* begin Materials provided *
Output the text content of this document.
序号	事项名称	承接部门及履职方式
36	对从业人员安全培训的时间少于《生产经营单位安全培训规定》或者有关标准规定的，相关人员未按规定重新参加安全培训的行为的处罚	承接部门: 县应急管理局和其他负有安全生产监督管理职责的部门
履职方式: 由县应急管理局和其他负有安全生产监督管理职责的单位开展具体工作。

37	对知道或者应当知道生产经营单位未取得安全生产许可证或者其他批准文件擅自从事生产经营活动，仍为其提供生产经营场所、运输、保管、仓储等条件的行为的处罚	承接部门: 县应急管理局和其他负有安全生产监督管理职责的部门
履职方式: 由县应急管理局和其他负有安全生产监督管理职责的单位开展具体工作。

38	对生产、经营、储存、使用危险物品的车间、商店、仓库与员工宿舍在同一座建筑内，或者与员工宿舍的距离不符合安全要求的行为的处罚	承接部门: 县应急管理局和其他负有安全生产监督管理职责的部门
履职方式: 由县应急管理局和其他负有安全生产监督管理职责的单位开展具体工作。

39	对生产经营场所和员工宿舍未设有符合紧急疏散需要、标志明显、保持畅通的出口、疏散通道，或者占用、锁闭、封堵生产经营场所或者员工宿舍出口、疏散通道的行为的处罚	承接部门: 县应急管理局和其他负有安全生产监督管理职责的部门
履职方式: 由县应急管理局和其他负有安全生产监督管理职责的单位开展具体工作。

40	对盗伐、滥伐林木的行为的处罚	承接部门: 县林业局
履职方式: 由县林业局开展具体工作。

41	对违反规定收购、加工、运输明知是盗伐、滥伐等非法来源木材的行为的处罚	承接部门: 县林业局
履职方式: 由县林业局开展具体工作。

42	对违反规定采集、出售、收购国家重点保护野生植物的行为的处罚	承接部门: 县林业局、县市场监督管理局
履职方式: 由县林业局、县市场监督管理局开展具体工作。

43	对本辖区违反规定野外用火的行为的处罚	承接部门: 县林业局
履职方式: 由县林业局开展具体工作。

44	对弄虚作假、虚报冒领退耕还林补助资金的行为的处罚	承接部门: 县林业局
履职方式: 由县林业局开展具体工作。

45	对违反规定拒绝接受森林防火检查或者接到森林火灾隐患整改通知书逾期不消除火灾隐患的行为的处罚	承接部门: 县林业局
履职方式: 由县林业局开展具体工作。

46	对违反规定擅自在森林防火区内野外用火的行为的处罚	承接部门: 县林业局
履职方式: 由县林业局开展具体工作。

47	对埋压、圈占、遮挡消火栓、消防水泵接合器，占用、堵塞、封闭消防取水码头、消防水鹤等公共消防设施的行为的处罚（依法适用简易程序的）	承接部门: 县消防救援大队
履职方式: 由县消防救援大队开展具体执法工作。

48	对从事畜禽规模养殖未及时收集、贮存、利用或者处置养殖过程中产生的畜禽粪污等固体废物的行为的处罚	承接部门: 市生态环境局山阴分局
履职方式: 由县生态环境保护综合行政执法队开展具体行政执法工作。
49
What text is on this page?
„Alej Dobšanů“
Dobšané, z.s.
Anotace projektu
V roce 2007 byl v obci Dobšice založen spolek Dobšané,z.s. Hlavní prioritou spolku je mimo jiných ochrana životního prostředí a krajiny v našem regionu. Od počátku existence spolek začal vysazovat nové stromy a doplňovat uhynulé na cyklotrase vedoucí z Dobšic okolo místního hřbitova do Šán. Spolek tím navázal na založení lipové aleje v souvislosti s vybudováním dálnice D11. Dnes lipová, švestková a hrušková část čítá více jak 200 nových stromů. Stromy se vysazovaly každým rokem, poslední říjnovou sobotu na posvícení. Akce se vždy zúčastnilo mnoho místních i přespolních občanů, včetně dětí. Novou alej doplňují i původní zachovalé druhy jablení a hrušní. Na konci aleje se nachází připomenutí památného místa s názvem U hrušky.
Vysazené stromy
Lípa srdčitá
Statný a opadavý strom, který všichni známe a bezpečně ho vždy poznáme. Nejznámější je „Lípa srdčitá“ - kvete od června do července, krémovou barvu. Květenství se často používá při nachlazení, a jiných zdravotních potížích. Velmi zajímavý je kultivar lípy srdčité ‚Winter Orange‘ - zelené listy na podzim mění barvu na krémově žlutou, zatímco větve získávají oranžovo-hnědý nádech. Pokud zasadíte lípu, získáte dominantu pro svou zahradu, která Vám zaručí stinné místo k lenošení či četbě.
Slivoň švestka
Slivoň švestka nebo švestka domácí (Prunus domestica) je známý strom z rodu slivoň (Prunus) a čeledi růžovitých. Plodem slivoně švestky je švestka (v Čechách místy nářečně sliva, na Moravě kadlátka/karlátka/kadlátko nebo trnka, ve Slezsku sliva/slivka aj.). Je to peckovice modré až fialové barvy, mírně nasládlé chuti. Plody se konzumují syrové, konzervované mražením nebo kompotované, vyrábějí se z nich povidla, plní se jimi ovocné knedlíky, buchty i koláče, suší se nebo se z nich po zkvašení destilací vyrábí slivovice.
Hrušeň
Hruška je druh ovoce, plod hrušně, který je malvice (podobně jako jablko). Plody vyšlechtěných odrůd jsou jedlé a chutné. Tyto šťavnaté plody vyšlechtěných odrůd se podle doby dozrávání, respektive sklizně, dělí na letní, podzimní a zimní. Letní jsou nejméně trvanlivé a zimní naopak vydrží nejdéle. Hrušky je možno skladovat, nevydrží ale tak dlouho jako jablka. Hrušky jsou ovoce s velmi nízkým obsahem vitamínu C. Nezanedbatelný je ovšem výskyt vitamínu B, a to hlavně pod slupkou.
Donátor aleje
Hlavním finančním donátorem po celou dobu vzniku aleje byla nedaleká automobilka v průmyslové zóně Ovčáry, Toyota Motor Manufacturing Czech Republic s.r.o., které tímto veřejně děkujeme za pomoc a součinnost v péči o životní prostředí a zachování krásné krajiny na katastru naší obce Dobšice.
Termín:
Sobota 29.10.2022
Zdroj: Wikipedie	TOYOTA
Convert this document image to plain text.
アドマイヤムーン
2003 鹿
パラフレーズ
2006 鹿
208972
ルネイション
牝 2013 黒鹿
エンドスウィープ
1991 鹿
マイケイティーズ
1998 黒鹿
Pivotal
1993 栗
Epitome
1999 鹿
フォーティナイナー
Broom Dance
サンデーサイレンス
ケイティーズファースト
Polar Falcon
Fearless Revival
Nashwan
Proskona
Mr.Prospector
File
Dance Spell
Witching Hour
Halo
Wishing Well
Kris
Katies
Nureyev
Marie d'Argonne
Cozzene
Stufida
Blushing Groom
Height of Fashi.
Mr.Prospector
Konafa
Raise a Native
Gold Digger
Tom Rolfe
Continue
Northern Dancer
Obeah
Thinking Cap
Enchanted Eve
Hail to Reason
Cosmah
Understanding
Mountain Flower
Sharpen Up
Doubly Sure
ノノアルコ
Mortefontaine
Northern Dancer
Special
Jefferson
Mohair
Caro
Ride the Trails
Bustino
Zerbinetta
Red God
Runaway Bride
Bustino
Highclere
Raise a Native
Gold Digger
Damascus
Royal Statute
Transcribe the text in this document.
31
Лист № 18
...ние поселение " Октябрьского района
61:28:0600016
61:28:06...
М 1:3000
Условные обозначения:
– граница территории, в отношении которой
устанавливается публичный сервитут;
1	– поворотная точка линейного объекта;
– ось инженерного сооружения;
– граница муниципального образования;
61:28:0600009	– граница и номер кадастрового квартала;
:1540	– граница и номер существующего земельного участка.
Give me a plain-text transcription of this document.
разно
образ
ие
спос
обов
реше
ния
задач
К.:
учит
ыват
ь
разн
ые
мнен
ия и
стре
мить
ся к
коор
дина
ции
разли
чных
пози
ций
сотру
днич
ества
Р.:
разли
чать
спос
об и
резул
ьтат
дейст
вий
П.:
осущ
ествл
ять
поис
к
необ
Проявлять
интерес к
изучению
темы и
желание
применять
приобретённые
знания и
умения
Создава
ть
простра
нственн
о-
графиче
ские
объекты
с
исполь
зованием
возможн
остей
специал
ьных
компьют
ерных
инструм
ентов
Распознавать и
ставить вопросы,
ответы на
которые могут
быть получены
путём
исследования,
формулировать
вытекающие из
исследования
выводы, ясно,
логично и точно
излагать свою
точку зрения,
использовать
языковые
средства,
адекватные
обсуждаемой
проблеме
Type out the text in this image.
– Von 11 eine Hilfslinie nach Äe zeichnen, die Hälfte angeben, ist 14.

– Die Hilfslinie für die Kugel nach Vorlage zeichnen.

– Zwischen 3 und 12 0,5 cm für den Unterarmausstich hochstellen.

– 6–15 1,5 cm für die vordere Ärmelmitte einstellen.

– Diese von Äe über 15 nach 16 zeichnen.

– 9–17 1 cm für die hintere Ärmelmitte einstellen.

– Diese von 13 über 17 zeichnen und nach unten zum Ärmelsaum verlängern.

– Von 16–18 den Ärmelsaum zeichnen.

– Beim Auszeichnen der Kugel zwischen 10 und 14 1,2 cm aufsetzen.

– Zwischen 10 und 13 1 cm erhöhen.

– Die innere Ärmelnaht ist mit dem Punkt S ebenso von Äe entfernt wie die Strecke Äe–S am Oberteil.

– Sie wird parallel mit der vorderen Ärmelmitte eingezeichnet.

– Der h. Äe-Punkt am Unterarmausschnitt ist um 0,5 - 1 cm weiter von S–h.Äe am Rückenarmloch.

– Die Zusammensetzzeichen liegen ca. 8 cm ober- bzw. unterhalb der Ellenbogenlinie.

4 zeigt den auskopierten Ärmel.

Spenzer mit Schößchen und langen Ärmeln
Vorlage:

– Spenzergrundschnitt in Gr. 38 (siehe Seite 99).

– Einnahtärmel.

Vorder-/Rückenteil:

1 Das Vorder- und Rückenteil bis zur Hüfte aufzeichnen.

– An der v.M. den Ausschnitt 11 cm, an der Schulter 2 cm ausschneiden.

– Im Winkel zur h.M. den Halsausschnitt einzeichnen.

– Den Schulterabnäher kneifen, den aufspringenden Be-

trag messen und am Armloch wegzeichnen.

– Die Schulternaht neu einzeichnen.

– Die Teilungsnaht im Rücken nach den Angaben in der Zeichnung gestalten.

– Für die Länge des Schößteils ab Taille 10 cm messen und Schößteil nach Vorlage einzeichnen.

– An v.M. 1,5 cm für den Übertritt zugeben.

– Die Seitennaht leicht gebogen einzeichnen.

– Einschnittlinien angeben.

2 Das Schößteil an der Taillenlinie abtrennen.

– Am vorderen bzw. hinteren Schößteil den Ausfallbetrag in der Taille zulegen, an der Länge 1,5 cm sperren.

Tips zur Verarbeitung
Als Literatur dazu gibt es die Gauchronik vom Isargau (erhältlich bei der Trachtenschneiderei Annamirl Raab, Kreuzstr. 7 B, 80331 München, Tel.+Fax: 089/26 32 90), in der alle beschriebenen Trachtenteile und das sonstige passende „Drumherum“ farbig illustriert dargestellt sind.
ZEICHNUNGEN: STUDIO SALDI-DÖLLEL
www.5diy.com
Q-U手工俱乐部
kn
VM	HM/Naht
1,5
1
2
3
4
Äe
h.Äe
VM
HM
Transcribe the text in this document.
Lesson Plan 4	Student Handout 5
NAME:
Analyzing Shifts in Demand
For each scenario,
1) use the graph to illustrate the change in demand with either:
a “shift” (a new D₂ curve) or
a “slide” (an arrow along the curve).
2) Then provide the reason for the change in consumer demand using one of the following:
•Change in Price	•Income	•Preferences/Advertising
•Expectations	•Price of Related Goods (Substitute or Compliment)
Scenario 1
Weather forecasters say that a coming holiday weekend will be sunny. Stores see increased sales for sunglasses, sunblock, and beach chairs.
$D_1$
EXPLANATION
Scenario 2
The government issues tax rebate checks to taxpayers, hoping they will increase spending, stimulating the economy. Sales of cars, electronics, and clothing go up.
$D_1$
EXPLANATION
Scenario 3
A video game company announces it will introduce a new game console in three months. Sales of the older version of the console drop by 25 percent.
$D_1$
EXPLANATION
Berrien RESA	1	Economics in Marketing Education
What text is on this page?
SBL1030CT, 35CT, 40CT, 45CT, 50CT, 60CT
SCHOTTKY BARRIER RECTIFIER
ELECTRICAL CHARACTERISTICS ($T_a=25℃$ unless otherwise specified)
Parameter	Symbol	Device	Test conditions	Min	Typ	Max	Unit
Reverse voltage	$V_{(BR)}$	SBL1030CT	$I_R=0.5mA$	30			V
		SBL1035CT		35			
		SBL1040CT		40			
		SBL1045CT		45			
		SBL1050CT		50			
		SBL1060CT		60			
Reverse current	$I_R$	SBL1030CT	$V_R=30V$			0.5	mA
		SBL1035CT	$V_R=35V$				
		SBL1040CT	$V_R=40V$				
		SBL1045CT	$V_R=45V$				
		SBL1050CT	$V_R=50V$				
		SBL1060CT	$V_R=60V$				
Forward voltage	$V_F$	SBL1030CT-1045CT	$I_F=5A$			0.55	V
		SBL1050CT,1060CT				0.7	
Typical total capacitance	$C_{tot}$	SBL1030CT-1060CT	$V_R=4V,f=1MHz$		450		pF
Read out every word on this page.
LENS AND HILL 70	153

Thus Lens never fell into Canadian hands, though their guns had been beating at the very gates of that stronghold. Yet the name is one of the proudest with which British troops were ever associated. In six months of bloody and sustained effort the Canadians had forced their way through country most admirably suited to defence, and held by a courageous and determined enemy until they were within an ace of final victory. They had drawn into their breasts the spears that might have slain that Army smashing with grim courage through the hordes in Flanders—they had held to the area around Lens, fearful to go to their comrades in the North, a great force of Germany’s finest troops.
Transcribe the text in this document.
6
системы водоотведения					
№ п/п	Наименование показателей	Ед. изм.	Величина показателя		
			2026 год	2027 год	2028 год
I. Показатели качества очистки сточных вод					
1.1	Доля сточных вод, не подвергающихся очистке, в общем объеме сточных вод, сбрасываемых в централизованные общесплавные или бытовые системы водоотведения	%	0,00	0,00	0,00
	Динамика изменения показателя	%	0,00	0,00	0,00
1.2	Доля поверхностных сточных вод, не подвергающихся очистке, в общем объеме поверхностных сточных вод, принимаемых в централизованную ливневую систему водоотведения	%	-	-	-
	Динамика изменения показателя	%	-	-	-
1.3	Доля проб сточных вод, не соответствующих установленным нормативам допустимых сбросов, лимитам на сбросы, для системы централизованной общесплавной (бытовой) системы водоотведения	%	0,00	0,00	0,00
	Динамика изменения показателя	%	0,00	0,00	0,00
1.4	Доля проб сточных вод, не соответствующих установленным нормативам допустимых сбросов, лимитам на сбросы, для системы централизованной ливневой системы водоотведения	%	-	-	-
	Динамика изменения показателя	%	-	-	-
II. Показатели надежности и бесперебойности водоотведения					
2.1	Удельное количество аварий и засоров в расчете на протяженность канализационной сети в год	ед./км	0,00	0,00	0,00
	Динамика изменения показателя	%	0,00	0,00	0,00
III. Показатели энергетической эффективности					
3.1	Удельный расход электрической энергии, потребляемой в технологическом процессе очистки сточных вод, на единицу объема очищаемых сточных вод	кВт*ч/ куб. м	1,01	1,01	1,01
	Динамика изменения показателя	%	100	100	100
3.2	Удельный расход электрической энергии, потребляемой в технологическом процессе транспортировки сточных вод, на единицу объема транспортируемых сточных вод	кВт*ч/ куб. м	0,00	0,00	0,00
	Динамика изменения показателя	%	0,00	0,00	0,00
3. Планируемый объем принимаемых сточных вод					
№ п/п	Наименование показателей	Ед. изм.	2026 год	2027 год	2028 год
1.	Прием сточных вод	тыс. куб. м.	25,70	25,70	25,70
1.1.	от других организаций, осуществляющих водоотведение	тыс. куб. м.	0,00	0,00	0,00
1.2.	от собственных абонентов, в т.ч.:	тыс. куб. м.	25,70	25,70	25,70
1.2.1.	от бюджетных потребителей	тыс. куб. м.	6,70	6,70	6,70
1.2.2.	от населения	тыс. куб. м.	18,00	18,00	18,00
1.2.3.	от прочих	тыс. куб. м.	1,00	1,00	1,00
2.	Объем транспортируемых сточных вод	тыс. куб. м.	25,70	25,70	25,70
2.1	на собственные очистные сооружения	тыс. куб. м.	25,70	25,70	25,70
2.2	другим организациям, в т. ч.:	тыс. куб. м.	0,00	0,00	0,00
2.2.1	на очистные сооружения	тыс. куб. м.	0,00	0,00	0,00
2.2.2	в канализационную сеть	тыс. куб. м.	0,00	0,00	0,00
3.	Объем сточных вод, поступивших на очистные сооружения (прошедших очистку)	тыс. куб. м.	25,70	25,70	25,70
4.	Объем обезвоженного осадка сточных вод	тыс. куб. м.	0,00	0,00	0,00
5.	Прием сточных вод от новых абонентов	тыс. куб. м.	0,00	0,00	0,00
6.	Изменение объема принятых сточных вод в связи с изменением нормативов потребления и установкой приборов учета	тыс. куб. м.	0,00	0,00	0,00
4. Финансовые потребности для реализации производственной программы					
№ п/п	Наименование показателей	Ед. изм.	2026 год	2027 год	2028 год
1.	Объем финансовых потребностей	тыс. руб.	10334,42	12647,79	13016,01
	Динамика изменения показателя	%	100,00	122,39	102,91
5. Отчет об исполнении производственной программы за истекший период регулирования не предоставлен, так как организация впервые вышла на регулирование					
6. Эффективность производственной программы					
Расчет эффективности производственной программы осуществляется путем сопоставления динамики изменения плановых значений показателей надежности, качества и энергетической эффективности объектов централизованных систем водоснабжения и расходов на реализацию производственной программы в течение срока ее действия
* end Materials provided *
Goal of the exercise. Take each line of the material that contains the word "централизованной" and list it.

Output below.
1.3	Доля проб сточных вод, не соответствующих установленным нормативам допустимых сбросов, лимитам на сбросы, для системы централизованной общесплавной (бытовой) системы водоотведения	%	0,00	0,00	0,00
1.4	Доля проб сточных вод, не соответствующих установленным нормативам допустимых сбросов, лимитам на сбросы, для системы централизованной ливневой системы водоотведения	%	-	-	-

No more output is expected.